-- Start --

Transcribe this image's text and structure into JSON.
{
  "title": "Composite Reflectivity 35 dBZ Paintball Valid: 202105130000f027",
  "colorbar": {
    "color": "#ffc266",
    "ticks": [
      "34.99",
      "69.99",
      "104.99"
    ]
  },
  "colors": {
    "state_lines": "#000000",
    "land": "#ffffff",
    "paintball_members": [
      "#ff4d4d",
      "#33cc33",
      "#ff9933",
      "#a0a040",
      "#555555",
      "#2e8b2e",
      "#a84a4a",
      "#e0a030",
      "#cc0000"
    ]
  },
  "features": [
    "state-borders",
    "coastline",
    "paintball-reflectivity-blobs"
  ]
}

-- End --

Exercise aim >>
Write out the whole listing again. Match it word for word.

Written reply >>
Transcribe this image's text and structure into JSON.
{
  "title": "Composite Reflectivity 35 dBZ Paintball Valid: 202105130000f027",
  "colorbar": {
    "color": "#ffc266",
    "ticks": [
      "34.99",
      "69.99",
      "104.99"
    ]
  },
  "colors": {
    "state_lines": "#000000",
    "land": "#ffffff",
    "paintball_members": [
      "#ff4d4d",
      "#33cc33",
      "#ff9933",
      "#a0a040",
      "#555555",
      "#2e8b2e",
      "#a84a4a",
      "#e0a030",
      "#cc0000"
    ]
  },
  "features": [
    "state-borders",
    "coastline",
    "paintball-reflectivity-blobs"
  ]
}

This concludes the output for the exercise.